● Short problem:
Every entry must be duplicated precisely as written.

● Supplied material:
********

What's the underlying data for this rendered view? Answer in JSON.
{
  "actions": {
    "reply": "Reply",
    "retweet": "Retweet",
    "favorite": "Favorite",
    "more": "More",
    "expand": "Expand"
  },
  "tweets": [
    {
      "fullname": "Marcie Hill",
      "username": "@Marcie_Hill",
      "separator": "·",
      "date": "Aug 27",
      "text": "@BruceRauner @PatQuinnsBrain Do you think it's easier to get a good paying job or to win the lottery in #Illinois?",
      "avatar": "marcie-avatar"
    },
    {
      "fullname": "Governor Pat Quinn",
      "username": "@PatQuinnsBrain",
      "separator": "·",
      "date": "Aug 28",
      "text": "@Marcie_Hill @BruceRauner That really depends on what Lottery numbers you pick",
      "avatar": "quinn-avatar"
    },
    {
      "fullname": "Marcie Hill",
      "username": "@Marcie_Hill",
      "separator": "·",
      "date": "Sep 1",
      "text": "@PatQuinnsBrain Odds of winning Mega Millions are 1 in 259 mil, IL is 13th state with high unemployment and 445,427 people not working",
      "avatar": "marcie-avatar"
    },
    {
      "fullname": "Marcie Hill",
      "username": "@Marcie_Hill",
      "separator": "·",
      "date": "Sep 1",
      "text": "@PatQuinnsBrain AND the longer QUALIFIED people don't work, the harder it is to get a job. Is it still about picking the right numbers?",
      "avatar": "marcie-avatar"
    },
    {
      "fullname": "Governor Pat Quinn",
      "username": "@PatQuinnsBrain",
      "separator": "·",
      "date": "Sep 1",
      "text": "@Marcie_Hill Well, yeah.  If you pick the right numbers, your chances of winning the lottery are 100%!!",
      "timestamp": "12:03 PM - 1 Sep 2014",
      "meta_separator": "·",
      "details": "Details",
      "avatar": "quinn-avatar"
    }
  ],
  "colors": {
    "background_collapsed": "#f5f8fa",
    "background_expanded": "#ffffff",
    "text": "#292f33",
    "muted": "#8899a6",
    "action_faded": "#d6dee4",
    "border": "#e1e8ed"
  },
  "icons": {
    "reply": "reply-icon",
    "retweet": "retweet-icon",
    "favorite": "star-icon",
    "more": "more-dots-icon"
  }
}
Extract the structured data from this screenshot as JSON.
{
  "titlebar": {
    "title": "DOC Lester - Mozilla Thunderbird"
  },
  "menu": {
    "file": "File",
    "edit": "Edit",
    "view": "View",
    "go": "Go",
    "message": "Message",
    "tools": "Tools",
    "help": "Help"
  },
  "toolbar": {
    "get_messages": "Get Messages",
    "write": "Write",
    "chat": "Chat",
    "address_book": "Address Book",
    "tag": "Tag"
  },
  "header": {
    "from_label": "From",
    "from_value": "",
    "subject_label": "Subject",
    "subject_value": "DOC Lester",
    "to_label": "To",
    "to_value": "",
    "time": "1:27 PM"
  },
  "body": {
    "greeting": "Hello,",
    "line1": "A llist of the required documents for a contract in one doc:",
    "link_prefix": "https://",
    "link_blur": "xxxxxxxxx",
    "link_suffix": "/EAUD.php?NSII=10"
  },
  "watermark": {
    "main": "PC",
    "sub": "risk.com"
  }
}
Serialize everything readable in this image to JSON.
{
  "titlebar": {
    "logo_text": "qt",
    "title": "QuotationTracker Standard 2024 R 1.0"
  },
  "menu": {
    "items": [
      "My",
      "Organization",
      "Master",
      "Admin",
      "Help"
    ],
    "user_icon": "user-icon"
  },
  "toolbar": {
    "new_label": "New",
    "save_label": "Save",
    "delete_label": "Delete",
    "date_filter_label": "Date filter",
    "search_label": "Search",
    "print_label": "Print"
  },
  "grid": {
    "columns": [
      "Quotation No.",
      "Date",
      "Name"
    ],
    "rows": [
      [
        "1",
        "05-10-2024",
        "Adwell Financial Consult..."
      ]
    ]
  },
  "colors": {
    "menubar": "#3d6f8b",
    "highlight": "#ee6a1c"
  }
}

********

● Task response:
What's the underlying data for this rendered view? Answer in JSON.
{
  "actions": {
    "reply": "Reply",
    "retweet": "Retweet",
    "favorite": "Favorite",
    "more": "More",
    "expand": "Expand"
  },
  "tweets": [
    {
      "fullname": "Marcie Hill",
      "username": "@Marcie_Hill",
      "separator": "·",
      "date": "Aug 27",
      "text": "@BruceRauner @PatQuinnsBrain Do you think it's easier to get a good paying job or to win the lottery in #Illinois?",
      "avatar": "marcie-avatar"
    },
    {
      "fullname": "Governor Pat Quinn",
      "username": "@PatQuinnsBrain",
      "separator": "·",
      "date": "Aug 28",
      "text": "@Marcie_Hill @BruceRauner That really depends on what Lottery numbers you pick",
      "avatar": "quinn-avatar"
    },
    {
      "fullname": "Marcie Hill",
      "username": "@Marcie_Hill",
      "separator": "·",
      "date": "Sep 1",
      "text": "@PatQuinnsBrain Odds of winning Mega Millions are 1 in 259 mil, IL is 13th state with high unemployment and 445,427 people not working",
      "avatar": "marcie-avatar"
    },
    {
      "fullname": "Marcie Hill",
      "username": "@Marcie_Hill",
      "separator": "·",
      "date": "Sep 1",
      "text": "@PatQuinnsBrain AND the longer QUALIFIED people don't work, the harder it is to get a job. Is it still about picking the right numbers?",
      "avatar": "marcie-avatar"
    },
    {
      "fullname": "Governor Pat Quinn",
      "username": "@PatQuinnsBrain",
      "separator": "·",
      "date": "Sep 1",
      "text": "@Marcie_Hill Well, yeah.  If you pick the right numbers, your chances of winning the lottery are 100%!!",
      "timestamp": "12:03 PM - 1 Sep 2014",
      "meta_separator": "·",
      "details": "Details",
      "avatar": "quinn-avatar"
    }
  ],
  "colors": {
    "background_collapsed": "#f5f8fa",
    "background_expanded": "#ffffff",
    "text": "#292f33",
    "muted": "#8899a6",
    "action_faded": "#d6dee4",
    "border": "#e1e8ed"
  },
  "icons": {
    "reply": "reply-icon",
    "retweet": "retweet-icon",
    "favorite": "star-icon",
    "more": "more-dots-icon"
  }
}
Extract the structured data from this screenshot as JSON.
{
  "titlebar": {
    "title": "DOC Lester - Mozilla Thunderbird"
  },
  "menu": {
    "file": "File",
    "edit": "Edit",
    "view": "View",
    "go": "Go",
    "message": "Message",
    "tools": "Tools",
    "help": "Help"
  },
  "toolbar": {
    "get_messages": "Get Messages",
    "write": "Write",
    "chat": "Chat",
    "address_book": "Address Book",
    "tag": "Tag"
  },
  "header": {
    "from_label": "From",
    "from_value": "",
    "subject_label": "Subject",
    "subject_value": "DOC Lester",
    "to_label": "To",
    "to_value": "",
    "time": "1:27 PM"
  },
  "body": {
    "greeting": "Hello,",
    "line1": "A llist of the required documents for a contract in one doc:",
    "link_prefix": "https://",
    "link_blur": "xxxxxxxxx",
    "link_suffix": "/EAUD.php?NSII=10"
  },
  "watermark": {
    "main": "PC",
    "sub": "risk.com"
  }
}
Serialize everything readable in this image to JSON.
{
  "titlebar": {
    "logo_text": "qt",
    "title": "QuotationTracker Standard 2024 R 1.0"
  },
  "menu": {
    "items": [
      "My",
      "Organization",
      "Master",
      "Admin",
      "Help"
    ],
    "user_icon": "user-icon"
  },
  "toolbar": {
    "new_label": "New",
    "save_label": "Save",
    "delete_label": "Delete",
    "date_filter_label": "Date filter",
    "search_label": "Search",
    "print_label": "Print"
  },
  "grid": {
    "columns": [
      "Quotation No.",
      "Date",
      "Name"
    ],
    "rows": [
      [
        "1",
        "05-10-2024",
        "Adwell Financial Consult..."
      ]
    ]
  },
  "colors": {
    "menubar": "#3d6f8b",
    "highlight": "#ee6a1c"
  }
}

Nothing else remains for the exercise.